(Dataset entries on figures)
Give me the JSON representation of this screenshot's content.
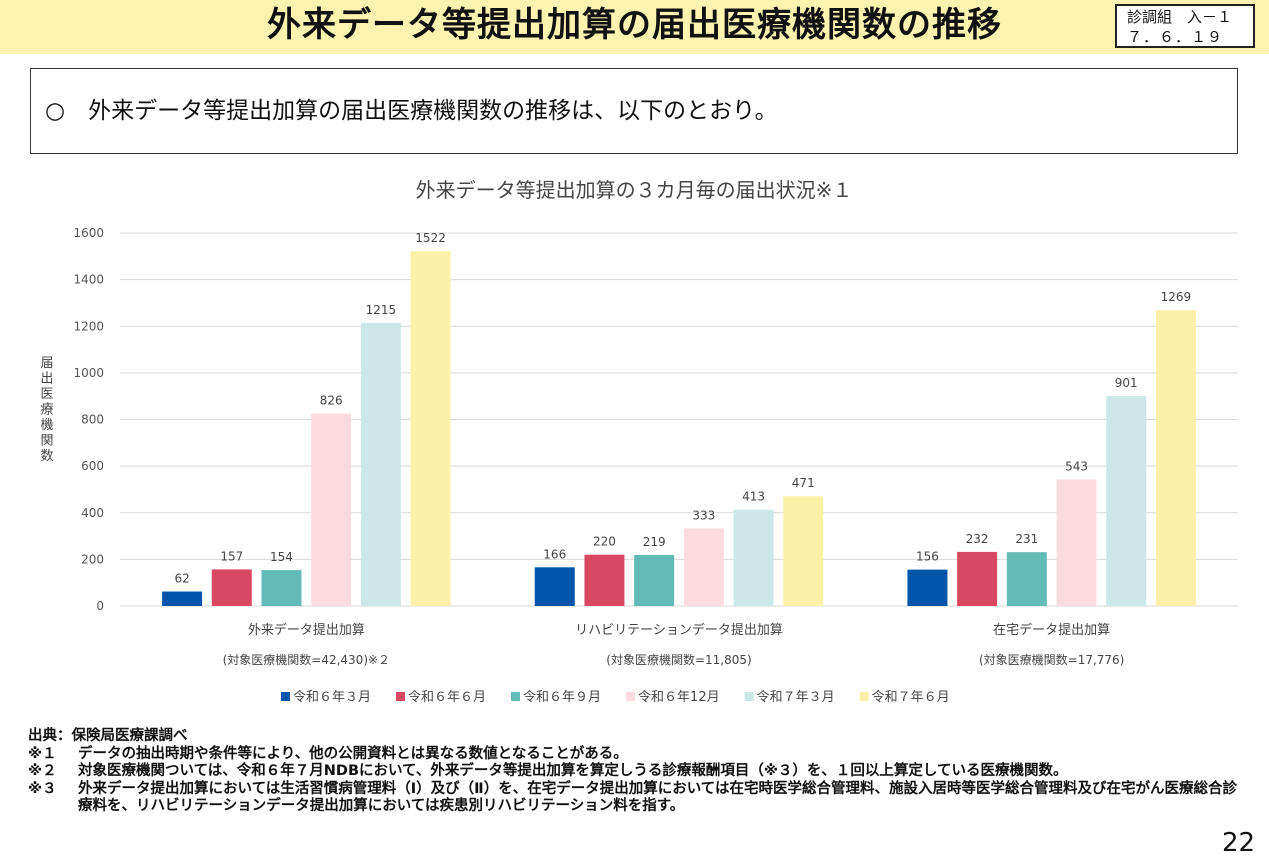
{
  "header": {
    "title": "外来データ等提出加算の届出医療機関数の推移",
    "doc_id_line1": "診調組　入－１",
    "doc_id_line2": "７．６．１９"
  },
  "summary": {
    "text": "○　外来データ等提出加算の届出医療機関数の推移は、以下のとおり。"
  },
  "chart_data": {
    "type": "bar",
    "title": "外来データ等提出加算の３カ月毎の届出状況※１",
    "ylabel": "届出医療機関数",
    "ylim": [
      0,
      1600
    ],
    "yticks": [
      0,
      200,
      400,
      600,
      800,
      1000,
      1200,
      1400,
      1600
    ],
    "grid": true,
    "legend_position": "bottom",
    "categories": [
      "外来データ提出加算",
      "リハビリテーションデータ提出加算",
      "在宅データ提出加算"
    ],
    "category_notes": [
      "(対象医療機関数=42,430)※２",
      "(対象医療機関数=11,805)",
      "(対象医療機関数=17,776)"
    ],
    "series": [
      {
        "name": "令和６年３月",
        "color": "#0055aa",
        "values": [
          62,
          166,
          156
        ]
      },
      {
        "name": "令和６年６月",
        "color": "#d94862",
        "values": [
          157,
          220,
          232
        ]
      },
      {
        "name": "令和６年９月",
        "color": "#62bbb6",
        "values": [
          154,
          219,
          231
        ]
      },
      {
        "name": "令和６年12月",
        "color": "#fcdbe0",
        "values": [
          826,
          333,
          543
        ]
      },
      {
        "name": "令和７年３月",
        "color": "#cce7e7",
        "values": [
          1215,
          413,
          901
        ]
      },
      {
        "name": "令和７年６月",
        "color": "#fdf1aa",
        "values": [
          1522,
          471,
          1269
        ]
      }
    ]
  },
  "notes": {
    "source": "出典：保険局医療課調べ",
    "items": [
      {
        "mark": "※１",
        "text": "データの抽出時期や条件等により、他の公開資料とは異なる数値となることがある。"
      },
      {
        "mark": "※２",
        "text": "対象医療機関ついては、令和６年７月NDBにおいて、外来データ等提出加算を算定しうる診療報酬項目（※３）を、１回以上算定している医療機関数。"
      },
      {
        "mark": "※３",
        "text": "外来データ提出加算においては生活習慣病管理料（Ⅰ）及び（Ⅱ）を、在宅データ提出加算においては在宅時医学総合管理料、施設入居時等医学総合管理料及び在宅がん医療総合診療料を、リハビリテーションデータ提出加算においては疾患別リハビリテーション料を指す。"
      }
    ]
  },
  "page_number": "22"
}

◆ **WORK TO COMPLETE**:
Copy out every line of the material above that mentions the word "title".

◆ **ANSWER FOR THIS EXERCISE**:
    "title": "外来データ等提出加算の届出医療機関数の推移",
    "title": "外来データ等提出加算の３カ月毎の届出状況※１",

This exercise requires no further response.